INSTRUCTIONS TO FOLLOW | Copy out all the entries exactly.

THE DATA |
———

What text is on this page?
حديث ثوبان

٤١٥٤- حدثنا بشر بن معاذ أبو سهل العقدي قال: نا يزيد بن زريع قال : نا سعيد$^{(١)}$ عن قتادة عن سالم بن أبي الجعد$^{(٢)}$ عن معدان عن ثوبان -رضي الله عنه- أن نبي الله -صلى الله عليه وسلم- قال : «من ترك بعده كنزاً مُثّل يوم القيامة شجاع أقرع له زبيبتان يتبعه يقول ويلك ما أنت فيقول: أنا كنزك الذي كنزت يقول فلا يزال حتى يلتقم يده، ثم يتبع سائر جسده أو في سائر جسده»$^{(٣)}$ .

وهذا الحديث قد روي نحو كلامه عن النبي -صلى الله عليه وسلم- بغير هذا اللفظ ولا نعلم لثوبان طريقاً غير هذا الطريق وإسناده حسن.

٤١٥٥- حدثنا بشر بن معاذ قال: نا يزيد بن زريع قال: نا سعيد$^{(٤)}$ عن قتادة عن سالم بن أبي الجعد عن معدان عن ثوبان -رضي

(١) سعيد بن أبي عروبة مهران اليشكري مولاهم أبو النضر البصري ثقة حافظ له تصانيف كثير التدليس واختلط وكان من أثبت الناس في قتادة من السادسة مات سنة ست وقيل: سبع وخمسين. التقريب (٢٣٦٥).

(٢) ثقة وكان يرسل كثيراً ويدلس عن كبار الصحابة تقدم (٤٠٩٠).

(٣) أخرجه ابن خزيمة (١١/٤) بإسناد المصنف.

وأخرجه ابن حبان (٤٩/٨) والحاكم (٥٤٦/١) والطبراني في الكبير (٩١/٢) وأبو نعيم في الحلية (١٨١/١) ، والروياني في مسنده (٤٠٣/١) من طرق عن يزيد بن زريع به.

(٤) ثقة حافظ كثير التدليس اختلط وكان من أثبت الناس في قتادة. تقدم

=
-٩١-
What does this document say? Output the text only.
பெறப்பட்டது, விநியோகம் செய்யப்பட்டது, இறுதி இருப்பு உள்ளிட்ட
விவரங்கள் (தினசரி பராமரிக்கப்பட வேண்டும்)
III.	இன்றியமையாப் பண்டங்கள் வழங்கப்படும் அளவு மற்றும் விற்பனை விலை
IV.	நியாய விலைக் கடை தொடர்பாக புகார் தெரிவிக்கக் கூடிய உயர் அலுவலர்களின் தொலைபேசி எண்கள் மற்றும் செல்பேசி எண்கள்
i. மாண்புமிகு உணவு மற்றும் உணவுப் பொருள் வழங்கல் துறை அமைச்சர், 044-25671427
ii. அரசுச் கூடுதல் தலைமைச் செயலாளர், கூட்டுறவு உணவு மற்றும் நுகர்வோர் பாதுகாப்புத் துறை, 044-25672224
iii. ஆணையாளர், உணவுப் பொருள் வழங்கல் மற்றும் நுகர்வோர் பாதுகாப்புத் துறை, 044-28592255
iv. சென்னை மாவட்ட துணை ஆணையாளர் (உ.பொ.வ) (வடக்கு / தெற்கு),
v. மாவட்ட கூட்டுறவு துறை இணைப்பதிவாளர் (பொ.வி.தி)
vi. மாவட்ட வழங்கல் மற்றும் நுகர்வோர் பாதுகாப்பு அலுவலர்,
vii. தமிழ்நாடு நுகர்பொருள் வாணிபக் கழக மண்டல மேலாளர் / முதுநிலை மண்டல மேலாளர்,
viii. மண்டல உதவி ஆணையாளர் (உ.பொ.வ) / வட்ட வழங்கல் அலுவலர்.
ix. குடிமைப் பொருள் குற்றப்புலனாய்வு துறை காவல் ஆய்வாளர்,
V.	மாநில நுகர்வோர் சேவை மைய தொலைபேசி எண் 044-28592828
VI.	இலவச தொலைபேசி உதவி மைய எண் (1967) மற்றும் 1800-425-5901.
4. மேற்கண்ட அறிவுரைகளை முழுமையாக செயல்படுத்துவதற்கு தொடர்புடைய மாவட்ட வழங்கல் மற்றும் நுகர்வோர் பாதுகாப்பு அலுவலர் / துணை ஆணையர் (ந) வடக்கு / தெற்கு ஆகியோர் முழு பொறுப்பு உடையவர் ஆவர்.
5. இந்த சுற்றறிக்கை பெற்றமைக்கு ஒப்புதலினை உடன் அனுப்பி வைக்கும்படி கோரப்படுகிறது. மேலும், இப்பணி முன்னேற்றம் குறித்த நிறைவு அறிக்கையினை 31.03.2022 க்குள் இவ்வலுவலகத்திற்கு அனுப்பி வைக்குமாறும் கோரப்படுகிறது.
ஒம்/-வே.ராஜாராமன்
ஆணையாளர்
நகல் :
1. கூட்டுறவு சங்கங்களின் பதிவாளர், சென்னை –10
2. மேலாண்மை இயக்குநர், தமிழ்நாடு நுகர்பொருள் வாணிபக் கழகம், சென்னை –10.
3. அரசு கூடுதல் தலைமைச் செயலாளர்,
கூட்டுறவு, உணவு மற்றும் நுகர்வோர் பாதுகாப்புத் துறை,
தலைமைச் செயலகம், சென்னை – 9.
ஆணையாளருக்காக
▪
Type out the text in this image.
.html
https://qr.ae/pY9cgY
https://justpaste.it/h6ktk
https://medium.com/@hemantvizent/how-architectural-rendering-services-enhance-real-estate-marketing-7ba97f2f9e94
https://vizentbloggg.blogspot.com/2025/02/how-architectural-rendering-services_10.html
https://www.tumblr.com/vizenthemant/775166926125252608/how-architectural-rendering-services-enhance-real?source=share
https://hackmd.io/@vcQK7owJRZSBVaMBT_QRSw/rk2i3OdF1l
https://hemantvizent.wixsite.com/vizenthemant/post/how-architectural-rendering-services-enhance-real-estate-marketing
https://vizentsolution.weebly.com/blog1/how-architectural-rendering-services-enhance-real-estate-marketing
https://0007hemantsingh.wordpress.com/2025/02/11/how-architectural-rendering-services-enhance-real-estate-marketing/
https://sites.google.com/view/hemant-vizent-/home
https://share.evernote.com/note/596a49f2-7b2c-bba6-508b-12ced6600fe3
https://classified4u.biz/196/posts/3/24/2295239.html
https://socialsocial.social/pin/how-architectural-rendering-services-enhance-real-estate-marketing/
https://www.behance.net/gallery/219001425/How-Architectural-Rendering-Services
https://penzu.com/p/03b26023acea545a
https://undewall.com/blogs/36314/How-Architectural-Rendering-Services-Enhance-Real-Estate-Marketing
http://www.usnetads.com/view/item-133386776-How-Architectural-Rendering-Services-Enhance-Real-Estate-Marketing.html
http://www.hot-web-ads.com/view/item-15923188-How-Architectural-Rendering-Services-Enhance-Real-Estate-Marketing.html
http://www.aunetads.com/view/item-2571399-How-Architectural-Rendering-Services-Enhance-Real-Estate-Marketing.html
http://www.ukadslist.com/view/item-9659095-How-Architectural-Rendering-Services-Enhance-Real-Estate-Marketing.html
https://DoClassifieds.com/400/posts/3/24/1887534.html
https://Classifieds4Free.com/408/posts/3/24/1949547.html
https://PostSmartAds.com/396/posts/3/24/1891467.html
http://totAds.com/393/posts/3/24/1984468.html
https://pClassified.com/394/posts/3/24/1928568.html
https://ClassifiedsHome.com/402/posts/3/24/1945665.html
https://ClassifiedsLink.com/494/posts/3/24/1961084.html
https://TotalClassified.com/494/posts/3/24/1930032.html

———

WORKED SOLUTION |
What text is on this page?
حديث ثوبان

٤١٥٤- حدثنا بشر بن معاذ أبو سهل العقدي قال: نا يزيد بن زريع قال : نا سعيد$^{(١)}$ عن قتادة عن سالم بن أبي الجعد$^{(٢)}$ عن معدان عن ثوبان -رضي الله عنه- أن نبي الله -صلى الله عليه وسلم- قال : «من ترك بعده كنزاً مُثّل يوم القيامة شجاع أقرع له زبيبتان يتبعه يقول ويلك ما أنت فيقول: أنا كنزك الذي كنزت يقول فلا يزال حتى يلتقم يده، ثم يتبع سائر جسده أو في سائر جسده»$^{(٣)}$ .

وهذا الحديث قد روي نحو كلامه عن النبي -صلى الله عليه وسلم- بغير هذا اللفظ ولا نعلم لثوبان طريقاً غير هذا الطريق وإسناده حسن.

٤١٥٥- حدثنا بشر بن معاذ قال: نا يزيد بن زريع قال: نا سعيد$^{(٤)}$ عن قتادة عن سالم بن أبي الجعد عن معدان عن ثوبان -رضي

(١) سعيد بن أبي عروبة مهران اليشكري مولاهم أبو النضر البصري ثقة حافظ له تصانيف كثير التدليس واختلط وكان من أثبت الناس في قتادة من السادسة مات سنة ست وقيل: سبع وخمسين. التقريب (٢٣٦٥).

(٢) ثقة وكان يرسل كثيراً ويدلس عن كبار الصحابة تقدم (٤٠٩٠).

(٣) أخرجه ابن خزيمة (١١/٤) بإسناد المصنف.

وأخرجه ابن حبان (٤٩/٨) والحاكم (٥٤٦/١) والطبراني في الكبير (٩١/٢) وأبو نعيم في الحلية (١٨١/١) ، والروياني في مسنده (٤٠٣/١) من طرق عن يزيد بن زريع به.

(٤) ثقة حافظ كثير التدليس اختلط وكان من أثبت الناس في قتادة. تقدم

=
-٩١-
What does this document say? Output the text only.
பெறப்பட்டது, விநியோகம் செய்யப்பட்டது, இறுதி இருப்பு உள்ளிட்ட
விவரங்கள் (தினசரி பராமரிக்கப்பட வேண்டும்)
III.	இன்றியமையாப் பண்டங்கள் வழங்கப்படும் அளவு மற்றும் விற்பனை விலை
IV.	நியாய விலைக் கடை தொடர்பாக புகார் தெரிவிக்கக் கூடிய உயர் அலுவலர்களின் தொலைபேசி எண்கள் மற்றும் செல்பேசி எண்கள்
i. மாண்புமிகு உணவு மற்றும் உணவுப் பொருள் வழங்கல் துறை அமைச்சர், 044-25671427
ii. அரசுச் கூடுதல் தலைமைச் செயலாளர், கூட்டுறவு உணவு மற்றும் நுகர்வோர் பாதுகாப்புத் துறை, 044-25672224
iii. ஆணையாளர், உணவுப் பொருள் வழங்கல் மற்றும் நுகர்வோர் பாதுகாப்புத் துறை, 044-28592255
iv. சென்னை மாவட்ட துணை ஆணையாளர் (உ.பொ.வ) (வடக்கு / தெற்கு),
v. மாவட்ட கூட்டுறவு துறை இணைப்பதிவாளர் (பொ.வி.தி)
vi. மாவட்ட வழங்கல் மற்றும் நுகர்வோர் பாதுகாப்பு அலுவலர்,
vii. தமிழ்நாடு நுகர்பொருள் வாணிபக் கழக மண்டல மேலாளர் / முதுநிலை மண்டல மேலாளர்,
viii. மண்டல உதவி ஆணையாளர் (உ.பொ.வ) / வட்ட வழங்கல் அலுவலர்.
ix. குடிமைப் பொருள் குற்றப்புலனாய்வு துறை காவல் ஆய்வாளர்,
V.	மாநில நுகர்வோர் சேவை மைய தொலைபேசி எண் 044-28592828
VI.	இலவச தொலைபேசி உதவி மைய எண் (1967) மற்றும் 1800-425-5901.
4. மேற்கண்ட அறிவுரைகளை முழுமையாக செயல்படுத்துவதற்கு தொடர்புடைய மாவட்ட வழங்கல் மற்றும் நுகர்வோர் பாதுகாப்பு அலுவலர் / துணை ஆணையர் (ந) வடக்கு / தெற்கு ஆகியோர் முழு பொறுப்பு உடையவர் ஆவர்.
5. இந்த சுற்றறிக்கை பெற்றமைக்கு ஒப்புதலினை உடன் அனுப்பி வைக்கும்படி கோரப்படுகிறது. மேலும், இப்பணி முன்னேற்றம் குறித்த நிறைவு அறிக்கையினை 31.03.2022 க்குள் இவ்வலுவலகத்திற்கு அனுப்பி வைக்குமாறும் கோரப்படுகிறது.
ஒம்/-வே.ராஜாராமன்
ஆணையாளர்
நகல் :
1. கூட்டுறவு சங்கங்களின் பதிவாளர், சென்னை –10
2. மேலாண்மை இயக்குநர், தமிழ்நாடு நுகர்பொருள் வாணிபக் கழகம், சென்னை –10.
3. அரசு கூடுதல் தலைமைச் செயலாளர்,
கூட்டுறவு, உணவு மற்றும் நுகர்வோர் பாதுகாப்புத் துறை,
தலைமைச் செயலகம், சென்னை – 9.
ஆணையாளருக்காக
▪
Type out the text in this image.
.html
https://qr.ae/pY9cgY
https://justpaste.it/h6ktk
https://medium.com/@hemantvizent/how-architectural-rendering-services-enhance-real-estate-marketing-7ba97f2f9e94
https://vizentbloggg.blogspot.com/2025/02/how-architectural-rendering-services_10.html
https://www.tumblr.com/vizenthemant/775166926125252608/how-architectural-rendering-services-enhance-real?source=share
https://hackmd.io/@vcQK7owJRZSBVaMBT_QRSw/rk2i3OdF1l
https://hemantvizent.wixsite.com/vizenthemant/post/how-architectural-rendering-services-enhance-real-estate-marketing
https://vizentsolution.weebly.com/blog1/how-architectural-rendering-services-enhance-real-estate-marketing
https://0007hemantsingh.wordpress.com/2025/02/11/how-architectural-rendering-services-enhance-real-estate-marketing/
https://sites.google.com/view/hemant-vizent-/home
https://share.evernote.com/note/596a49f2-7b2c-bba6-508b-12ced6600fe3
https://classified4u.biz/196/posts/3/24/2295239.html
https://socialsocial.social/pin/how-architectural-rendering-services-enhance-real-estate-marketing/
https://www.behance.net/gallery/219001425/How-Architectural-Rendering-Services
https://penzu.com/p/03b26023acea545a
https://undewall.com/blogs/36314/How-Architectural-Rendering-Services-Enhance-Real-Estate-Marketing
http://www.usnetads.com/view/item-133386776-How-Architectural-Rendering-Services-Enhance-Real-Estate-Marketing.html
http://www.hot-web-ads.com/view/item-15923188-How-Architectural-Rendering-Services-Enhance-Real-Estate-Marketing.html
http://www.aunetads.com/view/item-2571399-How-Architectural-Rendering-Services-Enhance-Real-Estate-Marketing.html
http://www.ukadslist.com/view/item-9659095-How-Architectural-Rendering-Services-Enhance-Real-Estate-Marketing.html
https://DoClassifieds.com/400/posts/3/24/1887534.html
https://Classifieds4Free.com/408/posts/3/24/1949547.html
https://PostSmartAds.com/396/posts/3/24/1891467.html
http://totAds.com/393/posts/3/24/1984468.html
https://pClassified.com/394/posts/3/24/1928568.html
https://ClassifiedsHome.com/402/posts/3/24/1945665.html
https://ClassifiedsLink.com/494/posts/3/24/1961084.html
https://TotalClassified.com/494/posts/3/24/1930032.html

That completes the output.